Extract each line of the records below that contains the word "Iteration".

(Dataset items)
Begin

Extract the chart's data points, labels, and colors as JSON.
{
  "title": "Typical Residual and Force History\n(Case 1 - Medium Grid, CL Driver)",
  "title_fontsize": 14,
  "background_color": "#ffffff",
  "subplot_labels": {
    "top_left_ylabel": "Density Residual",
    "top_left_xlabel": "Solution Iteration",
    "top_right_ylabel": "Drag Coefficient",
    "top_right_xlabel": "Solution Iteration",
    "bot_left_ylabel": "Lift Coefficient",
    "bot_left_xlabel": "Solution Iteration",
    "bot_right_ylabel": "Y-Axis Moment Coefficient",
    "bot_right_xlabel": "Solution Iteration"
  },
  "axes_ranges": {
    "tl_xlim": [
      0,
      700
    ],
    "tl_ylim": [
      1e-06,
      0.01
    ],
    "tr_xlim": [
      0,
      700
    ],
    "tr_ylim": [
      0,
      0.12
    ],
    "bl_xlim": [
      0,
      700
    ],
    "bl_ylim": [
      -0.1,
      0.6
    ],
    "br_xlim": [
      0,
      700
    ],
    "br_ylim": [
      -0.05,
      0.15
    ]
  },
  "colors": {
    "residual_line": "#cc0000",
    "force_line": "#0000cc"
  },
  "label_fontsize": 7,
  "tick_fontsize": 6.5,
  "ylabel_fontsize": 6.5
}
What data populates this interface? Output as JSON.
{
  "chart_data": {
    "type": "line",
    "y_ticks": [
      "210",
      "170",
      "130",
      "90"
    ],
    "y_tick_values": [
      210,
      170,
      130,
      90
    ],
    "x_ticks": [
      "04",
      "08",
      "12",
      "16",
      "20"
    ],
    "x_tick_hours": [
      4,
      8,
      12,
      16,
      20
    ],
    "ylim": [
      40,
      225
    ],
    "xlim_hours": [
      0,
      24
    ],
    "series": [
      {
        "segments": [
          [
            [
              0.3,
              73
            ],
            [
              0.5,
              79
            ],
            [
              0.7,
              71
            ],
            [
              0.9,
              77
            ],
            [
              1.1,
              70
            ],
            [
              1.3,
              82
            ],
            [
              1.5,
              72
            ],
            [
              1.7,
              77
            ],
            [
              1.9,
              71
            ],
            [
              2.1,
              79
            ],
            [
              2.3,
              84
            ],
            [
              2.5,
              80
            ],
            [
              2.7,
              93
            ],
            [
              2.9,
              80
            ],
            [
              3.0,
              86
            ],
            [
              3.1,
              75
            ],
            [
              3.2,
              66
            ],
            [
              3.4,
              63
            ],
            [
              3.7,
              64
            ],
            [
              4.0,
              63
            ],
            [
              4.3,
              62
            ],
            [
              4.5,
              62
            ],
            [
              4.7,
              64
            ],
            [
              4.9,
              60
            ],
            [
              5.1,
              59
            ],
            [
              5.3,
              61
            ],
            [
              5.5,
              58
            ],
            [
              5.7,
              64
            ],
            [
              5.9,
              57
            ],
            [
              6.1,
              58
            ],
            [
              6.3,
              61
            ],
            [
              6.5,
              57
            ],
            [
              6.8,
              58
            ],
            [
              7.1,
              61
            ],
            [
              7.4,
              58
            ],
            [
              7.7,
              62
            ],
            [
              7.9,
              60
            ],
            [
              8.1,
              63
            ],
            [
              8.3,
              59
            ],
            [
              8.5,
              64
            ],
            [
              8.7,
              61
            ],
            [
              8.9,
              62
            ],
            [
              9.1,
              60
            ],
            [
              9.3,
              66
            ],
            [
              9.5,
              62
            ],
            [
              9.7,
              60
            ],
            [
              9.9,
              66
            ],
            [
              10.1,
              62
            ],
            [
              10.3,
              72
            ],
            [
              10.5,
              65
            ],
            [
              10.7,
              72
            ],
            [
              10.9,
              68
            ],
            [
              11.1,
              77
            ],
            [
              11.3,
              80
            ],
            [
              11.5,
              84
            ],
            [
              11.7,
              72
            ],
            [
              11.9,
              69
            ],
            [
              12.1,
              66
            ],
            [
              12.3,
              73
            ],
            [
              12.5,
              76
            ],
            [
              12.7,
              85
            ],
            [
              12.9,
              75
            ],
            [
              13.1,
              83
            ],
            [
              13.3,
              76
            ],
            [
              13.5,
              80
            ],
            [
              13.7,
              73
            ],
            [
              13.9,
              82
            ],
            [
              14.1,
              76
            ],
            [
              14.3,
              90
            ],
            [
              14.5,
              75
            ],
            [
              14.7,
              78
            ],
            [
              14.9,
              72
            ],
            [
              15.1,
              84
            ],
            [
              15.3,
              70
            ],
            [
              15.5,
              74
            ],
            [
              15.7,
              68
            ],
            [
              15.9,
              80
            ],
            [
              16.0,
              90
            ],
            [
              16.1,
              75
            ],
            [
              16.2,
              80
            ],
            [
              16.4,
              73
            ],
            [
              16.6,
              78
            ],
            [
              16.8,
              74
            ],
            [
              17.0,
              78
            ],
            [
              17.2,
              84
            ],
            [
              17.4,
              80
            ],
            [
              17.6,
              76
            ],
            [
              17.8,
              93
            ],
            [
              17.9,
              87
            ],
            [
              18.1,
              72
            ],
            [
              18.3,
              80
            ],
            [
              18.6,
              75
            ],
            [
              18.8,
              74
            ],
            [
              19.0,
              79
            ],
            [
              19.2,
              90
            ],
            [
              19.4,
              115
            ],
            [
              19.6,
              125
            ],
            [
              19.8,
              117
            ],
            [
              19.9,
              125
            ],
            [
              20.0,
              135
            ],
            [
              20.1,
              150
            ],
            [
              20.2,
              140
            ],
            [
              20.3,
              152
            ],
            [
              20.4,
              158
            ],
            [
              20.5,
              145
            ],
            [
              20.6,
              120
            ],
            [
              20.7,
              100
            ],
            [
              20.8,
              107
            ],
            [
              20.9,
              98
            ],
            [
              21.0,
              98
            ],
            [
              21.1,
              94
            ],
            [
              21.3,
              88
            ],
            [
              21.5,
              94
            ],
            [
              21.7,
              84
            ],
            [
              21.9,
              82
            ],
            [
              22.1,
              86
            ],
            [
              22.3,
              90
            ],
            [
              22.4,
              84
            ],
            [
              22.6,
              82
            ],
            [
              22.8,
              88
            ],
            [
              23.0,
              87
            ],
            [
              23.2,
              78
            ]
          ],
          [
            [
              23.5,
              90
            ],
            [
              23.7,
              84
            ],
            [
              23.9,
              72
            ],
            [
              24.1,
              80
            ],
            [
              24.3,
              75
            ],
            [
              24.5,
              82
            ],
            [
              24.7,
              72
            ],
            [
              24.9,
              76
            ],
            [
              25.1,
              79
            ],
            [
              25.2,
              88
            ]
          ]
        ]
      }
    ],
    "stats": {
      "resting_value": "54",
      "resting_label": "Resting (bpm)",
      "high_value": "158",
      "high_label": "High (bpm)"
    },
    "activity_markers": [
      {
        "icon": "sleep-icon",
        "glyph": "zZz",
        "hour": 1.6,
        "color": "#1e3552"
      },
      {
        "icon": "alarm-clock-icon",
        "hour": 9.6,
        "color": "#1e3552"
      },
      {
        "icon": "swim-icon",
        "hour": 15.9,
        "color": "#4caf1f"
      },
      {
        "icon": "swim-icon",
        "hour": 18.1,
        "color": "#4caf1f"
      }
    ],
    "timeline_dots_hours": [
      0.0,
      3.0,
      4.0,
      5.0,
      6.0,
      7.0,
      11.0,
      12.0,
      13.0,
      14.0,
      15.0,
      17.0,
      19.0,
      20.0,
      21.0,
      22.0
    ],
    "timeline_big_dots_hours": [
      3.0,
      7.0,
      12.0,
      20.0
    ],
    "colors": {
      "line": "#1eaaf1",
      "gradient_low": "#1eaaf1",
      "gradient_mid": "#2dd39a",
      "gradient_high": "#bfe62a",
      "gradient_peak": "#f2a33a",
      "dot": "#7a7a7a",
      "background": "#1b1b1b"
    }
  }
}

End

◆ TASK RESULT
    "top_left_xlabel": "Solution Iteration",
    "top_right_xlabel": "Solution Iteration",
    "bot_left_xlabel": "Solution Iteration",
    "bot_right_xlabel": "Solution Iteration"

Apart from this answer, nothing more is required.